#### DATA PROVIDED

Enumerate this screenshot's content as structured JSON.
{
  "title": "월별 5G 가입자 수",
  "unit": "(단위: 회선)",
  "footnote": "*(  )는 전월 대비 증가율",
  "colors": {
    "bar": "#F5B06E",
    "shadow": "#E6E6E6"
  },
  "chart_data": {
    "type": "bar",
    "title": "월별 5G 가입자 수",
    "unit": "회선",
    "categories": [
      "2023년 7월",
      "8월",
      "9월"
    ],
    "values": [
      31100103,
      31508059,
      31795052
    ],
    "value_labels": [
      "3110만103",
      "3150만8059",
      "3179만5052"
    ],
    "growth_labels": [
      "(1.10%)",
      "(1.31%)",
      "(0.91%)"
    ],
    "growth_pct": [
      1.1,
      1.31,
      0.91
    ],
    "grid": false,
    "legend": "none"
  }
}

########

__SHORT EXERCISE__: Extract the whole listing, character for character.

__WRITTEN SOLUTION__:
Enumerate this screenshot's content as structured JSON.
{
  "title": "월별 5G 가입자 수",
  "unit": "(단위: 회선)",
  "footnote": "*(  )는 전월 대비 증가율",
  "colors": {
    "bar": "#F5B06E",
    "shadow": "#E6E6E6"
  },
  "chart_data": {
    "type": "bar",
    "title": "월별 5G 가입자 수",
    "unit": "회선",
    "categories": [
      "2023년 7월",
      "8월",
      "9월"
    ],
    "values": [
      31100103,
      31508059,
      31795052
    ],
    "value_labels": [
      "3110만103",
      "3150만8059",
      "3179만5052"
    ],
    "growth_labels": [
      "(1.10%)",
      "(1.31%)",
      "(0.91%)"
    ],
    "growth_pct": [
      1.1,
      1.31,
      0.91
    ],
    "grid": false,
    "legend": "none"
  }
}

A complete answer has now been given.